- _DATA PROVIDED_
────────────────────

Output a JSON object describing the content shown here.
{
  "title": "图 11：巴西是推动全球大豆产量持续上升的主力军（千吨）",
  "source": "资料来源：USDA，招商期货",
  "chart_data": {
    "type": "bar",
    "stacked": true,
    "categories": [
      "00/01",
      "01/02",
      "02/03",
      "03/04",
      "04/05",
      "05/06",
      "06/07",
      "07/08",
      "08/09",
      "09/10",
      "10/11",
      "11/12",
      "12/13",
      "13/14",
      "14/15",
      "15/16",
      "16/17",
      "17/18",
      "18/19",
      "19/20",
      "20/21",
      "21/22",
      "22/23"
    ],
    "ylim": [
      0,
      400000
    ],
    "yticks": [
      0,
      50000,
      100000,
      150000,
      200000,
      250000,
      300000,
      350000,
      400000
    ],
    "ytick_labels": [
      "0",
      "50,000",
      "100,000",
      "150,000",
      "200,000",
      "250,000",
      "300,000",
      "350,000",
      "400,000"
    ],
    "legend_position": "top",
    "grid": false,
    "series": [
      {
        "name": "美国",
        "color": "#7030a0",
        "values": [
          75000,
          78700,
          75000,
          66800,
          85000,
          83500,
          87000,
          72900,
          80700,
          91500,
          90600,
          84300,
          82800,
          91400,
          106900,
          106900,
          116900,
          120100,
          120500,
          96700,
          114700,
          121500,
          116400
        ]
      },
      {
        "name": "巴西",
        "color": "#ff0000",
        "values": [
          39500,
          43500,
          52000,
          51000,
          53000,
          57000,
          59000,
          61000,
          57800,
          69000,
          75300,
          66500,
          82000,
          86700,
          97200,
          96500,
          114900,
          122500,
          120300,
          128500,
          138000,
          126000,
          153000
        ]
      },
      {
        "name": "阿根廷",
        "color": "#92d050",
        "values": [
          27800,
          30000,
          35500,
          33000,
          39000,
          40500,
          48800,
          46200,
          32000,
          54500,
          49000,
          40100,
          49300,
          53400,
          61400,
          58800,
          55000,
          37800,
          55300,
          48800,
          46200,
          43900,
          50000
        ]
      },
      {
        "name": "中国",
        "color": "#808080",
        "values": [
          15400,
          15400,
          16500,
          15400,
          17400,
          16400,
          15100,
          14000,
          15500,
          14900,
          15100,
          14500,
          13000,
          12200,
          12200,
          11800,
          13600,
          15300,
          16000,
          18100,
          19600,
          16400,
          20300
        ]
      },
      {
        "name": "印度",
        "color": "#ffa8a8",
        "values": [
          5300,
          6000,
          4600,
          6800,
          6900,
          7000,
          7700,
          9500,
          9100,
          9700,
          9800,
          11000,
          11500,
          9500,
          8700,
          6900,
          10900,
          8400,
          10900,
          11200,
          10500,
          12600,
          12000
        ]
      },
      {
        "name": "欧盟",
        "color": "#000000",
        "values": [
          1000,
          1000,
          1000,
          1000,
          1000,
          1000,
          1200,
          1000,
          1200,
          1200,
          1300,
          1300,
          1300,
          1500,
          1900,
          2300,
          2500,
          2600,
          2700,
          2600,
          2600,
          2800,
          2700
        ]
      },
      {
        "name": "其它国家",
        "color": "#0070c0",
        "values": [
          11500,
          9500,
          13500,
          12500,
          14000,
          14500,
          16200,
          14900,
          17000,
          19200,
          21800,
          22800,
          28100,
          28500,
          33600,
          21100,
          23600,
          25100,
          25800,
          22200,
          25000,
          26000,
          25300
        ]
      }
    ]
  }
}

────────────────────

Pull every line containing "color" from the data.

        "color": "#7030a0",
        "color": "#ff0000",
        "color": "#92d050",
        "color": "#808080",
        "color": "#ffa8a8",
        "color": "#000000",
        "color": "#0070c0",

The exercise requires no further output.